--- START The records ---

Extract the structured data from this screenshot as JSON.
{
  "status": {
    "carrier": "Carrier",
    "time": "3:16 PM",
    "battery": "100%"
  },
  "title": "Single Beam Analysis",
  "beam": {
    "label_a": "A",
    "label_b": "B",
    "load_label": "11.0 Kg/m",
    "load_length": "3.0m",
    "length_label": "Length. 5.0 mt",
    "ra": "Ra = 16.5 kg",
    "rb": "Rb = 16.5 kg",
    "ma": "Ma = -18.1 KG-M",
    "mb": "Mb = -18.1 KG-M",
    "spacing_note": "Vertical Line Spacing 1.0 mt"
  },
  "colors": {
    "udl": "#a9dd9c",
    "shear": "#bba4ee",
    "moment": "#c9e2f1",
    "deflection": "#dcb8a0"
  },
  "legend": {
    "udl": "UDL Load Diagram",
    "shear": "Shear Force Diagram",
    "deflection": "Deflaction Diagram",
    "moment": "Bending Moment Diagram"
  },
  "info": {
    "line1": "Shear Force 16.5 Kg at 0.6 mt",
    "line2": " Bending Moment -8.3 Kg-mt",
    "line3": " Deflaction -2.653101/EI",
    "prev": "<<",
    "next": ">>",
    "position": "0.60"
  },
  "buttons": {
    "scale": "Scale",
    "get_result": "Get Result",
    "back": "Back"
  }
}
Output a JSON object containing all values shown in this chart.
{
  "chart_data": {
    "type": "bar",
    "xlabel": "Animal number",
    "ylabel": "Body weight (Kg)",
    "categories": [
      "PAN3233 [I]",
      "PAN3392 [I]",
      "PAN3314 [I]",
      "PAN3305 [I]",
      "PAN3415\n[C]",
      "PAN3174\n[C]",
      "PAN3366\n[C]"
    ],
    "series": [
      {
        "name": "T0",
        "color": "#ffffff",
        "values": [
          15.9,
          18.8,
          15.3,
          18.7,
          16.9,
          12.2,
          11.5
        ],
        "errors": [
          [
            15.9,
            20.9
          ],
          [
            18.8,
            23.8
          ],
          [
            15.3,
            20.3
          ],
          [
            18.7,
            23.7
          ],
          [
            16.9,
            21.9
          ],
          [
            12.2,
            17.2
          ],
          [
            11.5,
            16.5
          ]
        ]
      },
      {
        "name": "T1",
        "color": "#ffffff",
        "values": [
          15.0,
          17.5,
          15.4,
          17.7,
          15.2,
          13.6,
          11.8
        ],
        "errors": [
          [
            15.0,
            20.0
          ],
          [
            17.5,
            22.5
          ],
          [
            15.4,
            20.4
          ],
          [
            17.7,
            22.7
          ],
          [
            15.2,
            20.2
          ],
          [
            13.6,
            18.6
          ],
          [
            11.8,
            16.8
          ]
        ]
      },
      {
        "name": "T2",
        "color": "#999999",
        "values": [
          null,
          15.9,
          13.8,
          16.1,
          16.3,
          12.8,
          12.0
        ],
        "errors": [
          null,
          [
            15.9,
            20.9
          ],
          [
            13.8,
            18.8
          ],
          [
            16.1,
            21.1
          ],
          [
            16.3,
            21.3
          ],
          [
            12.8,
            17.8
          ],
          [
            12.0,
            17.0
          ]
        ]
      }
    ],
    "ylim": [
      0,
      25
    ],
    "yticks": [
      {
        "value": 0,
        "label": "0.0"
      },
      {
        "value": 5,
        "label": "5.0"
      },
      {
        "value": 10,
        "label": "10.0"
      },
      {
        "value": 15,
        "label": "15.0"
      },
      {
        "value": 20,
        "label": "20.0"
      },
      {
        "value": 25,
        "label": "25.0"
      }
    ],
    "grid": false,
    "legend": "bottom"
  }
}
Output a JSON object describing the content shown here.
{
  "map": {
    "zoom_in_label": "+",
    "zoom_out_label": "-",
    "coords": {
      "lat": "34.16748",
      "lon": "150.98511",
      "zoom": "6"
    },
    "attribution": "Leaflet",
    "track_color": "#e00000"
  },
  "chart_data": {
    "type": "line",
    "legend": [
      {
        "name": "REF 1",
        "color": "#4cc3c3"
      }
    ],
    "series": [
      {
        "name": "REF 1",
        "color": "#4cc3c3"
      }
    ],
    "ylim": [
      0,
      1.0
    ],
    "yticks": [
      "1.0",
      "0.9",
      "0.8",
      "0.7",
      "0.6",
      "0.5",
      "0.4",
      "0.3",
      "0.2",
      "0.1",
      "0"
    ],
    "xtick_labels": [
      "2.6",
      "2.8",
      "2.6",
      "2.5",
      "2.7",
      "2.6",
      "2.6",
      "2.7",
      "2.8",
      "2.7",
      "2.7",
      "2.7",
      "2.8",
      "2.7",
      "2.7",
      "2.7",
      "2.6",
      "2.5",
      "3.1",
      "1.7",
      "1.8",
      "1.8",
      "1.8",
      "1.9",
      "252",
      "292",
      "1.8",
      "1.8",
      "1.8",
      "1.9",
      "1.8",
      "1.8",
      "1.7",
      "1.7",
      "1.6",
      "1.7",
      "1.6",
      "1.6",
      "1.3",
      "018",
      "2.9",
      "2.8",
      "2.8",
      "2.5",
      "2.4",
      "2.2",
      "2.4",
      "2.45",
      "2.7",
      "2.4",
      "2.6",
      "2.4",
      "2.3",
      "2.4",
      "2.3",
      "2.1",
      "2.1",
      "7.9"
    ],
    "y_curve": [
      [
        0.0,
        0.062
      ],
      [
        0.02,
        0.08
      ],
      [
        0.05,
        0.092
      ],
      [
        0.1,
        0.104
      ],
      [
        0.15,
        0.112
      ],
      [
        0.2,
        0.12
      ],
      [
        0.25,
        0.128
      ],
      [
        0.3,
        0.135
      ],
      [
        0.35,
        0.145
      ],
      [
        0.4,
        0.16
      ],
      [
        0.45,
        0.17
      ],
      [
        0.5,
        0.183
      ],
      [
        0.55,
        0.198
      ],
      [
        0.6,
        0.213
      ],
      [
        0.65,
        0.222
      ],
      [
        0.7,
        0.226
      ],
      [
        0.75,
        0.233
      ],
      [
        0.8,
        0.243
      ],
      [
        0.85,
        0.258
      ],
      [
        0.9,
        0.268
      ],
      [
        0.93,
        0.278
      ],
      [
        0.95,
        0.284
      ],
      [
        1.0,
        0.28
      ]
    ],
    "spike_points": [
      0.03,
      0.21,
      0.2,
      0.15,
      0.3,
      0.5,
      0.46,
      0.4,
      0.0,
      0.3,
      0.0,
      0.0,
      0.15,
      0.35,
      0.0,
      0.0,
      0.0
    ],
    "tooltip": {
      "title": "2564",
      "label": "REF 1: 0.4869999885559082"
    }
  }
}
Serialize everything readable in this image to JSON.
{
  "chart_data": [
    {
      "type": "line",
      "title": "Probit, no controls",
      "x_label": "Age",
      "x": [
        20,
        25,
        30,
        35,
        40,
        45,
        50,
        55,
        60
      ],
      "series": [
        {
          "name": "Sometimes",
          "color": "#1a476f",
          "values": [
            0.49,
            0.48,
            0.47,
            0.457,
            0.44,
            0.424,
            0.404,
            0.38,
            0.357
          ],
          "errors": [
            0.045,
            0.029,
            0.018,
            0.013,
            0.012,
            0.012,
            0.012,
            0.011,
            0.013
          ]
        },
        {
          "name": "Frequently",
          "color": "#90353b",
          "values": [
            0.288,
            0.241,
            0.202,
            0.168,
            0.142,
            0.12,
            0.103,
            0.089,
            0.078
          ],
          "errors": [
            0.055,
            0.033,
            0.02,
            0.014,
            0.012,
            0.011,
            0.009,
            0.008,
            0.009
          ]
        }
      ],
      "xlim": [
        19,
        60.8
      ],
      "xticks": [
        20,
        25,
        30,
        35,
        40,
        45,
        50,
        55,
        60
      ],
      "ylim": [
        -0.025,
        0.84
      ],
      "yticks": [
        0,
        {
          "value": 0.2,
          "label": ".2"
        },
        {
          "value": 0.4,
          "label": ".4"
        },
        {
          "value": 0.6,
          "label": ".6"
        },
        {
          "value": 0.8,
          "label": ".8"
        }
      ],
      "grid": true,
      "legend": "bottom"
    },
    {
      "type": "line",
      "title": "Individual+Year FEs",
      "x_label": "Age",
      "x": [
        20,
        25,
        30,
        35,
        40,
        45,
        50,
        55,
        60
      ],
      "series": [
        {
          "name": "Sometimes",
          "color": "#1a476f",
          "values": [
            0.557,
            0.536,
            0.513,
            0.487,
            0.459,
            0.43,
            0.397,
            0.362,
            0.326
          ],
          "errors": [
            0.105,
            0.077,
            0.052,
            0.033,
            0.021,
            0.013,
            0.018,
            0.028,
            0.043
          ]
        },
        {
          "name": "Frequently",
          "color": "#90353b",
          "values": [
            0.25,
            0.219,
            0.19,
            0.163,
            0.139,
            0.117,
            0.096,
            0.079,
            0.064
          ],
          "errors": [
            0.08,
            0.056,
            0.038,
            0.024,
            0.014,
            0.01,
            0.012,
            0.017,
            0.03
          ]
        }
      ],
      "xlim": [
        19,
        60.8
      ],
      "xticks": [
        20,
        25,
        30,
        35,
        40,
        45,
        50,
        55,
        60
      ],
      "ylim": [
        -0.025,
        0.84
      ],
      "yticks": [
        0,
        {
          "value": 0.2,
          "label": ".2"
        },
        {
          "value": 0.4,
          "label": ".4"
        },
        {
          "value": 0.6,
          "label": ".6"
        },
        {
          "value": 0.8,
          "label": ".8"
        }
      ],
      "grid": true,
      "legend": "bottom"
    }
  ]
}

--- END The records ---

### Description of the task:
Look through the entries above for the word "object". Copy every line where it shows up.

### Solution for this problem:
Output a JSON object containing all values shown in this chart.
Output a JSON object describing the content shown here.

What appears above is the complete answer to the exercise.